[Goal of the exercise]
Search the listing below for "سمجھا". Copy each matching line.
—————
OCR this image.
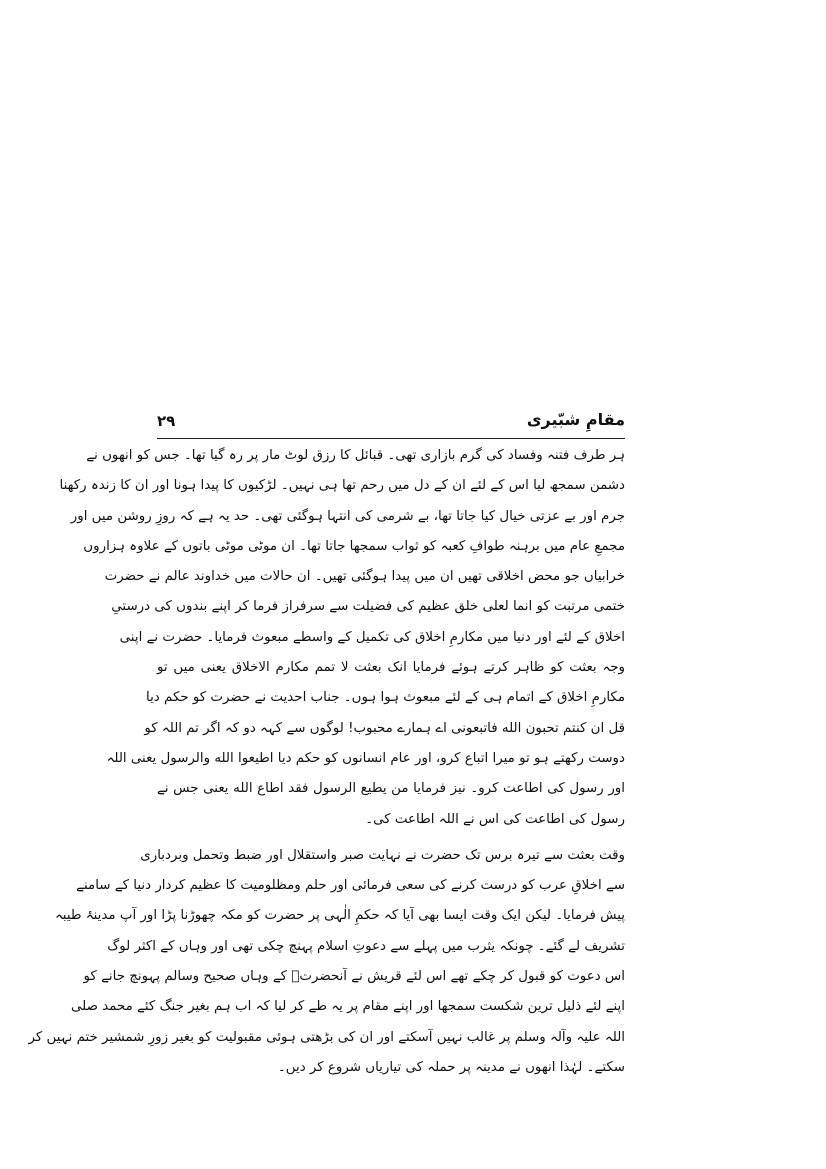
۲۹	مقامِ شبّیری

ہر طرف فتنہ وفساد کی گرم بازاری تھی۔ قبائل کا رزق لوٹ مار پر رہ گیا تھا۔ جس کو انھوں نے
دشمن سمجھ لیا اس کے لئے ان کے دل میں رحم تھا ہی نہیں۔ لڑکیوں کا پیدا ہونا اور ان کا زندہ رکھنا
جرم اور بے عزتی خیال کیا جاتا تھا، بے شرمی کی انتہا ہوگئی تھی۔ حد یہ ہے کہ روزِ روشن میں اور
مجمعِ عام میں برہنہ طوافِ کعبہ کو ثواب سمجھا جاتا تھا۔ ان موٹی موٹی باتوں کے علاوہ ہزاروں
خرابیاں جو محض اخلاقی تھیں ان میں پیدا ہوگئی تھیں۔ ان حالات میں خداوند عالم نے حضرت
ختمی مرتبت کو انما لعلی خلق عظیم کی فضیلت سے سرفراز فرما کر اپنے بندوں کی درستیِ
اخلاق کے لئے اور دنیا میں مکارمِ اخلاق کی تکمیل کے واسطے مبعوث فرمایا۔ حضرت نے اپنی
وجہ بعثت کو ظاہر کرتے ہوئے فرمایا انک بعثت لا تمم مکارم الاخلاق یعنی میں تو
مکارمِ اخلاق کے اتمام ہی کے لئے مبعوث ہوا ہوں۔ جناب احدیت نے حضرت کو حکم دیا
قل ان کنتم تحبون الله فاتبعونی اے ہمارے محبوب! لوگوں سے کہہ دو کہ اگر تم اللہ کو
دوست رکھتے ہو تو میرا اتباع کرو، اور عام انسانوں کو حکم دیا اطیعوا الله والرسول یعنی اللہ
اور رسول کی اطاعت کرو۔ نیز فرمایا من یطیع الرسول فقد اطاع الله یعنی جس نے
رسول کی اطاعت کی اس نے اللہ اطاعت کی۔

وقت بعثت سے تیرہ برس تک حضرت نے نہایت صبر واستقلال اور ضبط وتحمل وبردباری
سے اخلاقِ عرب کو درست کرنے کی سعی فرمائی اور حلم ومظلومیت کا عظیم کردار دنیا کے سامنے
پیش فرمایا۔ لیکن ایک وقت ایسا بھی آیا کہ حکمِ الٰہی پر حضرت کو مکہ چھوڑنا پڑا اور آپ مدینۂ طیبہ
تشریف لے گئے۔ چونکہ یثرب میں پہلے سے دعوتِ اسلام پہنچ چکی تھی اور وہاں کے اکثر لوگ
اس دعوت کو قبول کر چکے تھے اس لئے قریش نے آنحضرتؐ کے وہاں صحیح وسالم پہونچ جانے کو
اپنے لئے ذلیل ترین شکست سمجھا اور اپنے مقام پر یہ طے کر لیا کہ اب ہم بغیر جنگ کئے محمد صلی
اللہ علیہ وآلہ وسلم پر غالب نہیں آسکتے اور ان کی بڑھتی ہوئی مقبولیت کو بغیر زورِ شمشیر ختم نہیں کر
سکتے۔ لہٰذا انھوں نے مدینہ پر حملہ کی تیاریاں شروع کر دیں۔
—————
[Task solution]
مجمعِ عام میں برہنہ طوافِ کعبہ کو ثواب سمجھا جاتا تھا۔ ان موٹی موٹی باتوں کے علاوہ ہزاروں
اپنے لئے ذلیل ترین شکست سمجھا اور اپنے مقام پر یہ طے کر لیا کہ اب ہم بغیر جنگ کئے محمد صلی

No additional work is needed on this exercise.